**Work to do**
Write out every line below that includes the word "formativa".

**Stored data**
════
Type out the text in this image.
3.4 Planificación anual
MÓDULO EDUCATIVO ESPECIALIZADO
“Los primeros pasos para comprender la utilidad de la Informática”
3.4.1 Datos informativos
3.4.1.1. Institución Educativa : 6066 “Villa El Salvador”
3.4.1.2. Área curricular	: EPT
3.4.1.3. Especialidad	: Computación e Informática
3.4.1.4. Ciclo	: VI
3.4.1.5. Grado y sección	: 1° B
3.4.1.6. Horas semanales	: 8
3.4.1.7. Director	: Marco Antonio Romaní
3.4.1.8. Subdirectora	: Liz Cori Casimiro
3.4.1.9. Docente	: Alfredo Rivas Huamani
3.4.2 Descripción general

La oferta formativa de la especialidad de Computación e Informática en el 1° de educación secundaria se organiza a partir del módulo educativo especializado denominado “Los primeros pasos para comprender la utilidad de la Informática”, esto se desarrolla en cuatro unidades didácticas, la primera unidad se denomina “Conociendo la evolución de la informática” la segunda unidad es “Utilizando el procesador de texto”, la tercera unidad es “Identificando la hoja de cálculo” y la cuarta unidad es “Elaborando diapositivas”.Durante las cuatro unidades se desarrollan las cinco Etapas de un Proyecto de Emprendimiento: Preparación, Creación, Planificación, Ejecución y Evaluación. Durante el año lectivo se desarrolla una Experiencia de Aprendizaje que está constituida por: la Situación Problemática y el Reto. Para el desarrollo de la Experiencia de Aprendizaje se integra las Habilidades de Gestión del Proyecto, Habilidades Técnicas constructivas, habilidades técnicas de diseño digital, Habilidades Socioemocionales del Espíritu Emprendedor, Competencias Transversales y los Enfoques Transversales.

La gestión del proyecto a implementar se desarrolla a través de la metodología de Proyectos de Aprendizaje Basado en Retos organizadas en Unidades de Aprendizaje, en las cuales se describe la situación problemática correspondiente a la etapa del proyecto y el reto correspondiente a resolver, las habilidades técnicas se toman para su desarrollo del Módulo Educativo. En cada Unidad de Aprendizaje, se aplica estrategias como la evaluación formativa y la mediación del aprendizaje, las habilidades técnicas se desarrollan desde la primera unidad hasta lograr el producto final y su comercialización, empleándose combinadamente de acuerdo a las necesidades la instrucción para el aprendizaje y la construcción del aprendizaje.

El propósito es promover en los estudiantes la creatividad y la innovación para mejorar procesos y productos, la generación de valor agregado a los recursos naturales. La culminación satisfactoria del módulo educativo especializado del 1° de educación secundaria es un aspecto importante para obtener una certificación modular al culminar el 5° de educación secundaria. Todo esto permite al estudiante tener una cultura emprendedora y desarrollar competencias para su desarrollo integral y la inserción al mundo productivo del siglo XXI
════
**The reply**
La oferta formativa de la especialidad de Computación e Informática en el 1° de educación secundaria se organiza a partir del módulo educativo especializado denominado “Los primeros pasos para comprender la utilidad de la Informática”, esto se desarrolla en cuatro unidades didácticas, la primera unidad se denomina “Conociendo la evolución de la informática” la segunda unidad es “Utilizando el procesador de texto”, la tercera unidad es “Identificando la hoja de cálculo” y la cuarta unidad es “Elaborando diapositivas”.Durante las cuatro unidades se desarrollan las cinco Etapas de un Proyecto de Emprendimiento: Preparación, Creación, Planificación, Ejecución y Evaluación. Durante el año lectivo se desarrolla una Experiencia de Aprendizaje que está constituida por: la Situación Problemática y el Reto. Para el desarrollo de la Experiencia de Aprendizaje se integra las Habilidades de Gestión del Proyecto, Habilidades Técnicas constructivas, habilidades técnicas de diseño digital, Habilidades Socioemocionales del Espíritu Emprendedor, Competencias Transversales y los Enfoques Transversales.
La gestión del proyecto a implementar se desarrolla a través de la metodología de Proyectos de Aprendizaje Basado en Retos organizadas en Unidades de Aprendizaje, en las cuales se describe la situación problemática correspondiente a la etapa del proyecto y el reto correspondiente a resolver, las habilidades técnicas se toman para su desarrollo del Módulo Educativo. En cada Unidad de Aprendizaje, se aplica estrategias como la evaluación formativa y la mediación del aprendizaje, las habilidades técnicas se desarrollan desde la primera unidad hasta lograr el producto final y su comercialización, empleándose combinadamente de acuerdo a las necesidades la instrucción para el aprendizaje y la construcción del aprendizaje.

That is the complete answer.